Instruction - Update every entry by replacing "counts" with "frequency" and keeping everything else the same. Leave the pictures out of your answer.

Supplied data -
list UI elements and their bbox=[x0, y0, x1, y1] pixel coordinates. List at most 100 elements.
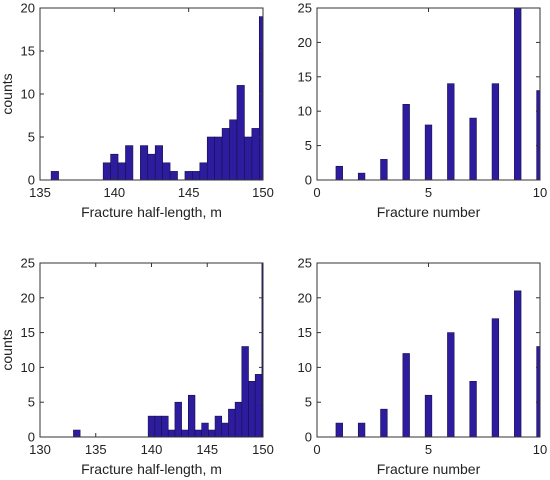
x-tick-label: 145 bbox=[196, 442, 218, 457]
y-tick-label: 15 bbox=[298, 325, 312, 340]
histogram-bar bbox=[102, 162, 111, 180]
x-tick-label: 140 bbox=[103, 185, 125, 200]
histogram-bar bbox=[491, 318, 500, 437]
y-tick-label: 5 bbox=[28, 395, 35, 410]
histogram-bar bbox=[244, 136, 253, 180]
x-tick-label: 135 bbox=[29, 185, 51, 200]
bar-group bbox=[335, 290, 540, 437]
y-tick-label: 20 bbox=[21, 1, 35, 16]
x-tick-label: 5 bbox=[425, 185, 432, 200]
histogram-bar bbox=[221, 128, 230, 180]
histogram-bar bbox=[424, 394, 433, 437]
histogram-bar bbox=[469, 117, 477, 180]
histogram-bar bbox=[169, 171, 178, 180]
x-axis-label: Fracture half-length, m bbox=[81, 461, 222, 477]
histogram-bar bbox=[161, 415, 169, 437]
histogram-bar bbox=[187, 394, 196, 437]
x-tick-label: 140 bbox=[141, 442, 163, 457]
x-tick-label: 150 bbox=[252, 442, 274, 457]
histogram-bar bbox=[514, 8, 522, 180]
y-tick-label: 15 bbox=[21, 44, 35, 59]
histogram-bar bbox=[241, 346, 249, 437]
histogram-bar bbox=[248, 381, 256, 437]
histogram-bar bbox=[254, 374, 263, 437]
histogram-bar bbox=[447, 332, 455, 437]
y-tick-label: 15 bbox=[298, 69, 312, 84]
histogram-bar bbox=[234, 401, 243, 437]
histogram-bar bbox=[402, 353, 410, 437]
histogram-bar bbox=[140, 145, 149, 180]
x-tick-label: 0 bbox=[313, 442, 320, 457]
histogram-bar bbox=[228, 408, 236, 437]
y-tick-label: 20 bbox=[298, 35, 312, 50]
histogram-bar bbox=[214, 136, 223, 180]
histogram-bar bbox=[335, 165, 343, 180]
panel-bottom-left-halflength-histogram: 130 135 140 145 150 0 5 10 15 20 25 Fracture half-l… bbox=[0, 256, 274, 478]
histogram-bar bbox=[194, 429, 202, 437]
histogram-bar bbox=[147, 153, 156, 180]
x-tick-label: 10 bbox=[533, 442, 547, 457]
histogram-bar bbox=[174, 401, 182, 437]
y-tick-label: 15 bbox=[21, 325, 35, 340]
y-axis-label: counts bbox=[0, 73, 15, 114]
y-tick-label: 5 bbox=[28, 130, 35, 145]
y-tick-label: 25 bbox=[298, 256, 312, 271]
y-tick-label: 25 bbox=[298, 1, 312, 16]
x-tick-label: 130 bbox=[29, 442, 51, 457]
histogram-bar bbox=[206, 136, 215, 180]
histogram-bar bbox=[536, 346, 540, 437]
panel-bottom-right-fracture-number-histogram: 0 5 10 0 5 10 15 20 25 Fracture number bbox=[298, 256, 548, 478]
histogram-bar bbox=[236, 85, 245, 180]
y-tick-label: 10 bbox=[298, 104, 312, 119]
histogram-bar bbox=[167, 429, 176, 437]
x-tick-label: 0 bbox=[313, 185, 320, 200]
histogram-bar bbox=[514, 290, 522, 437]
histogram-bar bbox=[154, 145, 163, 180]
histogram-bar bbox=[469, 381, 477, 437]
y-tick-label: 5 bbox=[305, 138, 312, 153]
bar-group bbox=[73, 263, 263, 437]
y-tick-label: 25 bbox=[21, 256, 35, 271]
histogram-bar bbox=[192, 171, 201, 180]
histogram-bar bbox=[117, 162, 126, 180]
histogram-bar bbox=[491, 83, 500, 180]
panel-top-left-halflength-histogram: 135 140 145 150 0 5 10 15 20 Fracture half-length… bbox=[0, 1, 274, 221]
y-tick-label: 20 bbox=[298, 290, 312, 305]
histogram-bar bbox=[229, 119, 238, 180]
histogram-bar bbox=[214, 415, 223, 437]
histogram-bar bbox=[162, 162, 171, 180]
y-tick-label: 10 bbox=[298, 360, 312, 375]
x-axis-label: Fracture number bbox=[377, 204, 481, 220]
histogram-bar bbox=[154, 415, 162, 437]
x-axis-label: Fracture number bbox=[377, 461, 481, 477]
x-tick-label: 135 bbox=[85, 442, 107, 457]
histogram-bar bbox=[335, 422, 343, 437]
histogram-bar bbox=[380, 408, 388, 437]
bar-group bbox=[50, 16, 263, 180]
y-tick-label: 10 bbox=[21, 360, 35, 375]
y-tick-label: 0 bbox=[28, 430, 35, 445]
bar-group bbox=[335, 8, 540, 180]
y-tick-label: 0 bbox=[28, 173, 35, 188]
histogram-bar bbox=[402, 104, 410, 180]
y-tick-label: 20 bbox=[21, 290, 35, 305]
x-axis-label: Fracture half-length, m bbox=[81, 204, 222, 220]
histogram-bar bbox=[536, 90, 540, 180]
histogram-bar bbox=[50, 171, 59, 180]
x-tick-label: 145 bbox=[178, 185, 200, 200]
histogram-bar bbox=[380, 159, 388, 180]
histogram-bar bbox=[424, 124, 433, 180]
histogram-bar bbox=[221, 422, 229, 437]
histogram-bar bbox=[447, 83, 455, 180]
y-axis-label: counts bbox=[0, 329, 15, 370]
x-tick-label: 10 bbox=[533, 185, 547, 200]
y-tick-label: 10 bbox=[21, 87, 35, 102]
y-tick-label: 0 bbox=[305, 430, 312, 445]
y-tick-label: 5 bbox=[305, 395, 312, 410]
y-tick-label: 0 bbox=[305, 173, 312, 188]
histogram-bar bbox=[357, 172, 366, 180]
histogram-bar bbox=[199, 162, 208, 180]
histogram-bar bbox=[181, 429, 189, 437]
x-tick-label: 5 bbox=[425, 442, 432, 457]
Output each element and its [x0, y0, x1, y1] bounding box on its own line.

Correct answer -
list UI elements and their bbox=[x0, y0, x1, y1] pixel coordinates. List at most 100 elements.
x-tick-label: 145 bbox=[196, 442, 218, 457]
y-tick-label: 15 bbox=[298, 325, 312, 340]
histogram-bar bbox=[102, 162, 111, 180]
x-tick-label: 140 bbox=[103, 185, 125, 200]
histogram-bar bbox=[491, 318, 500, 437]
y-tick-label: 5 bbox=[28, 395, 35, 410]
histogram-bar bbox=[244, 136, 253, 180]
x-tick-label: 135 bbox=[29, 185, 51, 200]
bar-group bbox=[335, 290, 540, 437]
y-tick-label: 20 bbox=[21, 1, 35, 16]
x-tick-label: 5 bbox=[425, 185, 432, 200]
histogram-bar bbox=[221, 128, 230, 180]
histogram-bar bbox=[424, 394, 433, 437]
histogram-bar bbox=[469, 117, 477, 180]
histogram-bar bbox=[169, 171, 178, 180]
x-axis-label: Fracture half-length, m bbox=[81, 461, 222, 477]
histogram-bar bbox=[161, 415, 169, 437]
histogram-bar bbox=[187, 394, 196, 437]
x-tick-label: 140 bbox=[141, 442, 163, 457]
x-tick-label: 150 bbox=[252, 442, 274, 457]
histogram-bar bbox=[514, 8, 522, 180]
y-tick-label: 15 bbox=[21, 44, 35, 59]
histogram-bar bbox=[241, 346, 249, 437]
histogram-bar bbox=[248, 381, 256, 437]
histogram-bar bbox=[254, 374, 263, 437]
histogram-bar bbox=[447, 332, 455, 437]
y-tick-label: 15 bbox=[298, 69, 312, 84]
histogram-bar bbox=[234, 401, 243, 437]
histogram-bar bbox=[402, 353, 410, 437]
histogram-bar bbox=[140, 145, 149, 180]
x-tick-label: 0 bbox=[313, 442, 320, 457]
histogram-bar bbox=[228, 408, 236, 437]
y-tick-label: 20 bbox=[298, 35, 312, 50]
histogram-bar bbox=[214, 136, 223, 180]
histogram-bar bbox=[335, 165, 343, 180]
panel-bottom-left-halflength-histogram: 130 135 140 145 150 0 5 10 15 20 25 Fracture half-l… bbox=[0, 256, 274, 478]
histogram-bar bbox=[194, 429, 202, 437]
histogram-bar bbox=[147, 153, 156, 180]
x-tick-label: 10 bbox=[533, 442, 547, 457]
histogram-bar bbox=[174, 401, 182, 437]
y-tick-label: 15 bbox=[21, 325, 35, 340]
y-axis-label: frequency bbox=[0, 73, 15, 114]
y-tick-label: 5 bbox=[28, 130, 35, 145]
y-tick-label: 25 bbox=[298, 256, 312, 271]
y-tick-label: 25 bbox=[298, 1, 312, 16]
x-tick-label: 130 bbox=[29, 442, 51, 457]
histogram-bar bbox=[206, 136, 215, 180]
histogram-bar bbox=[536, 346, 540, 437]
panel-bottom-right-fracture-number-histogram: 0 5 10 0 5 10 15 20 25 Fracture number bbox=[298, 256, 548, 478]
histogram-bar bbox=[236, 85, 245, 180]
y-tick-label: 10 bbox=[298, 104, 312, 119]
histogram-bar bbox=[167, 429, 176, 437]
x-tick-label: 0 bbox=[313, 185, 320, 200]
histogram-bar bbox=[514, 290, 522, 437]
histogram-bar bbox=[154, 145, 163, 180]
histogram-bar bbox=[469, 381, 477, 437]
y-tick-label: 5 bbox=[305, 138, 312, 153]
bar-group bbox=[73, 263, 263, 437]
y-tick-label: 25 bbox=[21, 256, 35, 271]
histogram-bar bbox=[192, 171, 201, 180]
histogram-bar bbox=[117, 162, 126, 180]
histogram-bar bbox=[491, 83, 500, 180]
panel-top-left-halflength-histogram: 135 140 145 150 0 5 10 15 20 Fracture half-length… bbox=[0, 1, 274, 221]
y-tick-label: 20 bbox=[298, 290, 312, 305]
histogram-bar bbox=[229, 119, 238, 180]
histogram-bar bbox=[214, 415, 223, 437]
histogram-bar bbox=[162, 162, 171, 180]
y-tick-label: 10 bbox=[298, 360, 312, 375]
x-axis-label: Fracture number bbox=[377, 204, 481, 220]
histogram-bar bbox=[154, 415, 162, 437]
x-axis-label: Fracture number bbox=[377, 461, 481, 477]
x-tick-label: 135 bbox=[85, 442, 107, 457]
histogram-bar bbox=[335, 422, 343, 437]
histogram-bar bbox=[380, 408, 388, 437]
bar-group bbox=[50, 16, 263, 180]
y-tick-label: 10 bbox=[21, 360, 35, 375]
y-tick-label: 0 bbox=[28, 430, 35, 445]
bar-group bbox=[335, 8, 540, 180]
y-tick-label: 0 bbox=[28, 173, 35, 188]
histogram-bar bbox=[402, 104, 410, 180]
y-tick-label: 20 bbox=[21, 290, 35, 305]
x-axis-label: Fracture half-length, m bbox=[81, 204, 222, 220]
histogram-bar bbox=[536, 90, 540, 180]
histogram-bar bbox=[50, 171, 59, 180]
x-tick-label: 145 bbox=[178, 185, 200, 200]
histogram-bar bbox=[380, 159, 388, 180]
histogram-bar bbox=[424, 124, 433, 180]
histogram-bar bbox=[221, 422, 229, 437]
histogram-bar bbox=[447, 83, 455, 180]
y-axis-label: frequency bbox=[0, 329, 15, 370]
x-tick-label: 10 bbox=[533, 185, 547, 200]
y-tick-label: 10 bbox=[21, 87, 35, 102]
y-tick-label: 0 bbox=[305, 430, 312, 445]
y-tick-label: 5 bbox=[305, 395, 312, 410]
y-tick-label: 0 bbox=[305, 173, 312, 188]
histogram-bar bbox=[357, 172, 366, 180]
histogram-bar bbox=[199, 162, 208, 180]
histogram-bar bbox=[181, 429, 189, 437]
x-tick-label: 5 bbox=[425, 442, 432, 457]
Output each element and its [x0, y0, x1, y1] bounding box on its own line.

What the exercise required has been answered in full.